Data entries for graphics
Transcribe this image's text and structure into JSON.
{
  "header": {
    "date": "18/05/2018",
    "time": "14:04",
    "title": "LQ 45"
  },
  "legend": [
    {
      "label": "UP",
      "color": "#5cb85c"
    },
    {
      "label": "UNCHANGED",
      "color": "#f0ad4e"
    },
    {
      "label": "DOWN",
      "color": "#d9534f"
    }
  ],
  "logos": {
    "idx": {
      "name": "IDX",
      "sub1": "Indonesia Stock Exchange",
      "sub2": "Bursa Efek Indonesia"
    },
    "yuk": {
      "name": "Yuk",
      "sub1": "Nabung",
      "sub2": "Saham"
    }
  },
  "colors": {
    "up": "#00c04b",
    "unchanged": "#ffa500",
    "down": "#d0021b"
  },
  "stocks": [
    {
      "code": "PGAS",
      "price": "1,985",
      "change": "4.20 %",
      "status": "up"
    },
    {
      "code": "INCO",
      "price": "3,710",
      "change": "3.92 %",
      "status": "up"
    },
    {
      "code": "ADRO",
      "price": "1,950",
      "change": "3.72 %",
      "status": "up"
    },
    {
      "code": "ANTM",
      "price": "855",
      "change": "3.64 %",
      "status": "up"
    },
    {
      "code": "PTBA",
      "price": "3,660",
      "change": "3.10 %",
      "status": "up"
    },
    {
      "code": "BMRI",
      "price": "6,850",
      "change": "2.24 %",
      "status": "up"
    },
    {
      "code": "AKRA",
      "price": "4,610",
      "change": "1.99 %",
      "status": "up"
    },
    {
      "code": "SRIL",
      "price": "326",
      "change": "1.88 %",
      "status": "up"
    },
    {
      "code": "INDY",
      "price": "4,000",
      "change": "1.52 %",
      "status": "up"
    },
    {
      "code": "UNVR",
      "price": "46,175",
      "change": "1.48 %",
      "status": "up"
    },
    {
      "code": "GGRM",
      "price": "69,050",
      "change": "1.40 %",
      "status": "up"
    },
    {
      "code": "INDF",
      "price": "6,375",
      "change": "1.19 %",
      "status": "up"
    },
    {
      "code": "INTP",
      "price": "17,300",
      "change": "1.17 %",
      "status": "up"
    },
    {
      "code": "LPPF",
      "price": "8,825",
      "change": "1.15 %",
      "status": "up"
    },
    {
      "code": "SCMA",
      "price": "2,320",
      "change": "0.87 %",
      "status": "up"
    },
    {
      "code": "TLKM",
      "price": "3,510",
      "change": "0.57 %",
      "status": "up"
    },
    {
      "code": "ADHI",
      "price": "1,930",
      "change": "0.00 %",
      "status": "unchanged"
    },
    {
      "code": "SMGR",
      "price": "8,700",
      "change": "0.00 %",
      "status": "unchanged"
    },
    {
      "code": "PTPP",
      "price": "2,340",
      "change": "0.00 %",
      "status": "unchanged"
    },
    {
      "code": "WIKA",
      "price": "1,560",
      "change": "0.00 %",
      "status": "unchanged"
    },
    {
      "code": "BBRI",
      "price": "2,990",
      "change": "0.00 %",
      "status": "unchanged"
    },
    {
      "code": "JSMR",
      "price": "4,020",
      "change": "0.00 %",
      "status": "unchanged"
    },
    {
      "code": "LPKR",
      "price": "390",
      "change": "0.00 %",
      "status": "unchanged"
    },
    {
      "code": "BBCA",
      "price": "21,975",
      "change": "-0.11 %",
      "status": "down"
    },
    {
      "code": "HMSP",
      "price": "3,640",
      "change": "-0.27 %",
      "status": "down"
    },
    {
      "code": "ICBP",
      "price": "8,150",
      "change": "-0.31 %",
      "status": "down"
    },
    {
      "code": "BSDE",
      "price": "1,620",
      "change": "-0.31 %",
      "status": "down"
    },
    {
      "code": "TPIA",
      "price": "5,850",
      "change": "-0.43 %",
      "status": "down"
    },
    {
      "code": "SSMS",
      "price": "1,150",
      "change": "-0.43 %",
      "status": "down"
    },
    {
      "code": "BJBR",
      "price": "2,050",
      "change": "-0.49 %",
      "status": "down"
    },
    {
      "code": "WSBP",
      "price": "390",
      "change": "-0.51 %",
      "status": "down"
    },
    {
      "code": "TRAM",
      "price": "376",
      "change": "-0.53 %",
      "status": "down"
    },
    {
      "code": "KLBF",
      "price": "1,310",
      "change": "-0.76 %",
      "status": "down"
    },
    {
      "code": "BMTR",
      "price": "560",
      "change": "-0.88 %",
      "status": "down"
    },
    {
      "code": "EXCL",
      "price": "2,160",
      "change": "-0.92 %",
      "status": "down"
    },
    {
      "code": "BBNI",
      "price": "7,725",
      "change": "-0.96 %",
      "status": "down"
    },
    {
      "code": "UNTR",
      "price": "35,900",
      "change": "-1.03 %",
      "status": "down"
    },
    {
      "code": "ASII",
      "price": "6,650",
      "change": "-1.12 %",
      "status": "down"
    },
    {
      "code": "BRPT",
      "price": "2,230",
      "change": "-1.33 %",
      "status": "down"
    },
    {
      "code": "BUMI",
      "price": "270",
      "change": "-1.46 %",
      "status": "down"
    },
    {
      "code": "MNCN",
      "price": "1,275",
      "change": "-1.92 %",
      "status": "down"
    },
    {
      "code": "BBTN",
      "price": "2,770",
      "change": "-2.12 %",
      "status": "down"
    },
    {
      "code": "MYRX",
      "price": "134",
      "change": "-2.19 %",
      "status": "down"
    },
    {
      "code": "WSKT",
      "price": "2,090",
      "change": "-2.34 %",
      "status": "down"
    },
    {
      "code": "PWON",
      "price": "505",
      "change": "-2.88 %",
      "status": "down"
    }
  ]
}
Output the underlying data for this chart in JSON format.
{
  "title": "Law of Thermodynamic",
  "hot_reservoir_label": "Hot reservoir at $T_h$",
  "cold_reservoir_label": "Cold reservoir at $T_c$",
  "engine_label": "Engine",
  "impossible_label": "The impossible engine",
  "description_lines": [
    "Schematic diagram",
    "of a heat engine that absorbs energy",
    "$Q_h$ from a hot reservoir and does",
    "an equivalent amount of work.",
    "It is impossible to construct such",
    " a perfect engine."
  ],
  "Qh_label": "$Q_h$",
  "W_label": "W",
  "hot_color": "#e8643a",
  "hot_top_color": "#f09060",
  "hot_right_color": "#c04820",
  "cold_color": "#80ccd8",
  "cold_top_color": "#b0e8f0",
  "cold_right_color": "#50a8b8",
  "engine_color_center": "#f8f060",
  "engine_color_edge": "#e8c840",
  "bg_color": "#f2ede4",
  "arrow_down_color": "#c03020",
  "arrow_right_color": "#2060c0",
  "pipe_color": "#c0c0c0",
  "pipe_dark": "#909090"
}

Work required: Determine the number of lines in the data that contain "title" as a word or string, and state only that number.

The result: 2